**Request:** Extract the lines that carry the string "Gottes" from the listing.

**Material for this exercise:**
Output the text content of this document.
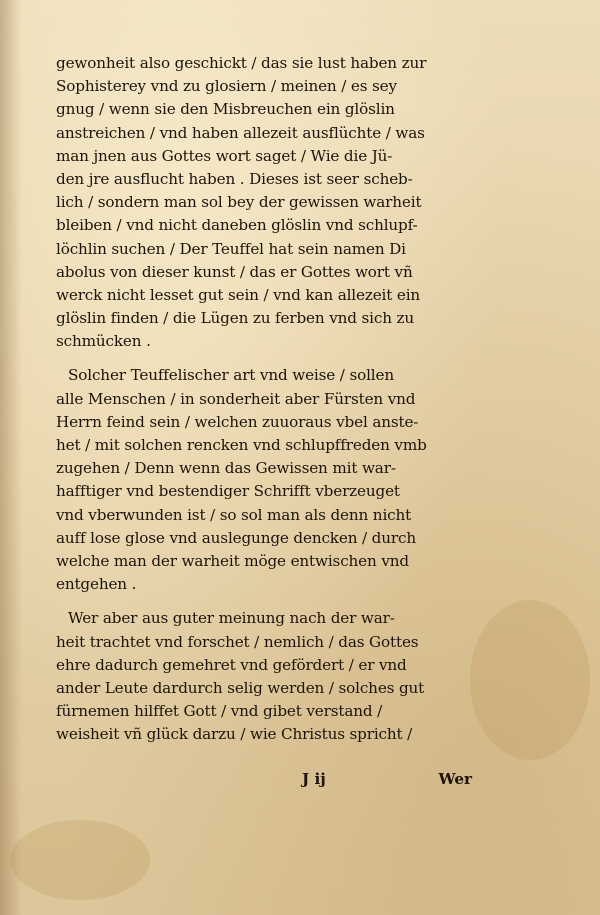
gewonheit also geschickt / das sie lust haben zur
Sophisterey vnd zu glosiern / meinen / es sey
gnug / wenn sie den Misbreuchen ein glöslin
anstreichen / vnd haben allezeit ausflüchte / was
man jnen aus Gottes wort saget / Wie die Jü-
den jre ausflucht haben . Dieses ist seer scheb-
lich / sondern man sol bey der gewissen warheit
bleiben / vnd nicht daneben glöslin vnd schlupf-
löchlin suchen / Der Teuffel hat sein namen Di
abolus von dieser kunst / das er Gottes wort vñ
werck nicht lesset gut sein / vnd kan allezeit ein
glöslin finden / die Lügen zu ferben vnd sich zu
schmücken .
Solcher Teuffelischer art vnd weise / sollen
alle Menschen / in sonderheit aber Fürsten vnd
Herrn feind sein / welchen zuuoraus vbel anste-
het / mit solchen rencken vnd schlupffreden vmb
zugehen / Denn wenn das Gewissen mit war-
hafftiger vnd bestendiger Schrifft vberzeuget
vnd vberwunden ist / so sol man als denn nicht
auff lose glose vnd auslegunge dencken / durch
welche man der warheit möge entwischen vnd
entgehen .
Wer aber aus guter meinung nach der war-
heit trachtet vnd forschet / nemlich / das Gottes
ehre dadurch gemehret vnd gefördert / er vnd
ander Leute dardurch selig werden / solches gut
fürnemen hilffet Gott / vnd gibet verstand /
weisheit vñ glück darzu / wie Christus spricht /
J ij	Wer
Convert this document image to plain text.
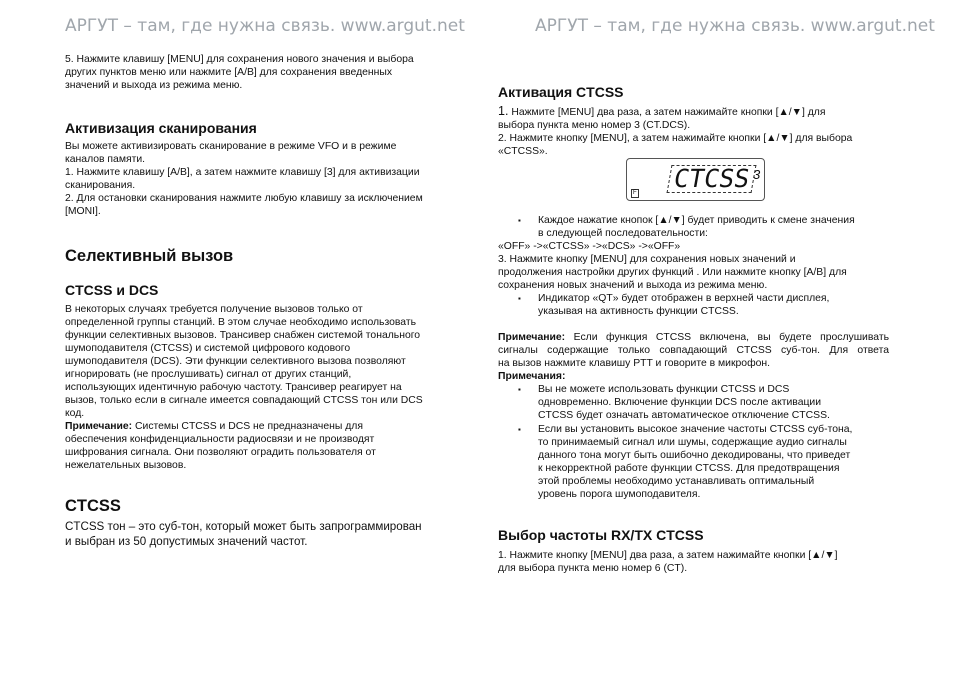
АРГУТ – там, где нужна связь. www.argut.net	АРГУТ – там, где нужна связь. www.argut.net
5. Нажмите клавишу [MENU] для сохранения нового значения и выбора
других пунктов меню или нажмите [A/B] для сохранения введенных
значений и выхода из режима меню.
Активизация сканирования
Вы можете активизировать сканирование в режиме VFO и в режиме
каналов памяти.
1. Нажмите клавишу [A/B], а затем нажмите клавишу [3] для активизации
сканирования.
2. Для остановки сканирования нажмите любую клавишу за исключением
[MONI].
Селективный вызов
CTCSS и DCS
В некоторых случаях требуется получение вызовов только от
определенной группы станций. В этом случае необходимо использовать
функции селективных вызовов. Трансивер снабжен системой тонального
шумоподавителя (CTCSS) и системой цифрового кодового
шумоподавителя (DCS). Эти функции селективного вызова позволяют
игнорировать (не прослушивать) сигнал от других станций,
использующих идентичную рабочую частоту. Трансивер реагирует на
вызов, только если в сигнале имеется совпадающий CTCSS тон или DCS
код.
Примечание: Системы CTCSS и DCS не предназначены для
обеспечения конфиденциальности радиосвязи и не производят
шифрования сигнала. Они позволяют оградить пользователя от
нежелательных вызовов.
CTCSS
CTCSS тон – это суб-тон, который может быть запрограммирован
и выбран из 50 допустимых значений частот.
Активация CTCSS
1. Нажмите [MENU] два раза, а затем нажимайте кнопки [▲/▼] для
выбора пункта меню номер 3 (CT.DCS).
2. Нажмите кнопку [MENU], а затем нажимайте кнопки [▲/▼] для выбора
«CTCSS».
CTCSS 3
F
▪ Каждое нажатие кнопок [▲/▼] будет приводить к смене значения
в следующей последовательности:
«OFF» ->«CTCSS» ->«DCS» ->«OFF»
3. Нажмите кнопку [MENU] для сохранения новых значений и
продолжения настройки других функций . Или нажмите кнопку [A/B] для
сохранения новых значений и выхода из режима меню.
▪ Индикатор «QT» будет отображен в верхней части дисплея,
указывая на активность функции CTCSS.
Примечание: Если функция CTCSS включена, вы будете прослушивать
сигналы содержащие только совпадающий CTCSS суб-тон. Для ответа
на вызов нажмите клавишу PTT и говорите в микрофон.
Примечания:
▪ Вы не можете использовать функции CTCSS и DCS
одновременно. Включение функции DCS после активации
CTCSS будет означать автоматическое отключение CTCSS.
▪ Если вы установить высокое значение частоты CTCSS суб-тона,
то принимаемый сигнал или шумы, содержащие аудио сигналы
данного тона могут быть ошибочно декодированы, что приведет
к некорректной работе функции CTCSS. Для предотвращения
этой проблемы необходимо устанавливать оптимальный
уровень порога шумоподавителя.
Выбор частоты RX/TX CTCSS
1. Нажмите кнопку [MENU] два раза, а затем нажимайте кнопки [▲/▼]
для выбора пункта меню номер 6 (CT).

**The answer:**
man jnen aus Gottes wort saget / Wie die Jü-
abolus von dieser kunst / das er Gottes wort vñ
heit trachtet vnd forschet / nemlich / das Gottes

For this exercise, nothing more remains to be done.